[Data entries]
╭──

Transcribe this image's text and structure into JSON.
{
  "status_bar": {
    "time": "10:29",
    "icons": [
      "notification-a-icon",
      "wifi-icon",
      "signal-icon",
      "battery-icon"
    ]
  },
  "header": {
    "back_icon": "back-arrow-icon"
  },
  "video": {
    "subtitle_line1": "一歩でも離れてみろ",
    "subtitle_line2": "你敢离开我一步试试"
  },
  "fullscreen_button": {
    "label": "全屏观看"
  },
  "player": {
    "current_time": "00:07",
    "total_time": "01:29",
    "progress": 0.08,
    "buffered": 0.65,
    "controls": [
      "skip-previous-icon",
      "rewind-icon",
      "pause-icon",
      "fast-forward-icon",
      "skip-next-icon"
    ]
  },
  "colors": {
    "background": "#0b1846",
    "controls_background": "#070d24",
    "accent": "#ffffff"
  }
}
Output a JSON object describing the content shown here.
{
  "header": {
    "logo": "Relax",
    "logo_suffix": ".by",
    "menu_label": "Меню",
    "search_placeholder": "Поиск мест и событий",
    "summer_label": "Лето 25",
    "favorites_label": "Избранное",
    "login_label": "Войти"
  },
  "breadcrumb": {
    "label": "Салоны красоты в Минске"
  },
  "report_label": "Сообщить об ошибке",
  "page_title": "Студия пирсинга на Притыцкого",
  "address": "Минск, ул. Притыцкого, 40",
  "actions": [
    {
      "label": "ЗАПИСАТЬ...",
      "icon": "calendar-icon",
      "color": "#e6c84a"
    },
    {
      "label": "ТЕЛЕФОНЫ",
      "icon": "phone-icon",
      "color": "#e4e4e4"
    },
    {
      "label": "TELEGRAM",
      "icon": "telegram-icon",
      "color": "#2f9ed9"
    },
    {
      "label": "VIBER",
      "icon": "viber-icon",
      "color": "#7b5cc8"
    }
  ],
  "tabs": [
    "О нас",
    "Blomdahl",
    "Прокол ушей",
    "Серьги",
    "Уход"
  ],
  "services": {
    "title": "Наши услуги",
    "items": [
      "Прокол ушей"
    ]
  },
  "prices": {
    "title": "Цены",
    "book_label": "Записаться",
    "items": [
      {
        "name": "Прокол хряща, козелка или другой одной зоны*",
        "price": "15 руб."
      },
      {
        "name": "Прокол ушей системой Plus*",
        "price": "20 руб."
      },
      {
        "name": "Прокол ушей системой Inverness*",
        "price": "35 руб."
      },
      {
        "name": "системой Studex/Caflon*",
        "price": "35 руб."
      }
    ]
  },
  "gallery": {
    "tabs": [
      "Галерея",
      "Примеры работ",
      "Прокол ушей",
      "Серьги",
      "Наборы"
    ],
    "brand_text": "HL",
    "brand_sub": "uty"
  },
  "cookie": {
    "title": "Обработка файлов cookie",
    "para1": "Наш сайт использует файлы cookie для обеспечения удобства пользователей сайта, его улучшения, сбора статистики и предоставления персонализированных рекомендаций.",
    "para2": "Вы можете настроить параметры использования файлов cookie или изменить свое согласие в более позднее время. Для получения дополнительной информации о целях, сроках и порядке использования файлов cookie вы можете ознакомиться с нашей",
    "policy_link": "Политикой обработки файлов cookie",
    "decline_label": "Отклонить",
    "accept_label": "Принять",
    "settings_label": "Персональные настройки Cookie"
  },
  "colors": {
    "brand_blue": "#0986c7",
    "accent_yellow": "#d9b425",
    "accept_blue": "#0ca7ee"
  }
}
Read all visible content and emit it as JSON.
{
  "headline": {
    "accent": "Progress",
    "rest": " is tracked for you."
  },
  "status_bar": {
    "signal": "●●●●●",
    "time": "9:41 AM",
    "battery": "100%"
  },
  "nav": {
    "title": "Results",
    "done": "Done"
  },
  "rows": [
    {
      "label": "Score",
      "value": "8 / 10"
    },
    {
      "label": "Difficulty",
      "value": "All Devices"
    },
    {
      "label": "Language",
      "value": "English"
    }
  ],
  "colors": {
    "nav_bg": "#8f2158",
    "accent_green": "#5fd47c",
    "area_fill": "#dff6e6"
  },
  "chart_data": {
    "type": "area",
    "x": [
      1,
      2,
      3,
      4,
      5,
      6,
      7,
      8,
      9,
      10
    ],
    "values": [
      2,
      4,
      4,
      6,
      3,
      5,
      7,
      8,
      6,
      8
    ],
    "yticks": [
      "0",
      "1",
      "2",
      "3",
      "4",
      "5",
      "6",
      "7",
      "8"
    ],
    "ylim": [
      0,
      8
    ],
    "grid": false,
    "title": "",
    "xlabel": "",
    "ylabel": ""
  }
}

╰──

**PROMPT:** For the records above, state how many lines include the string "системой", giving the number and nothing else.

**OUTPUT OF THE TASK:** 3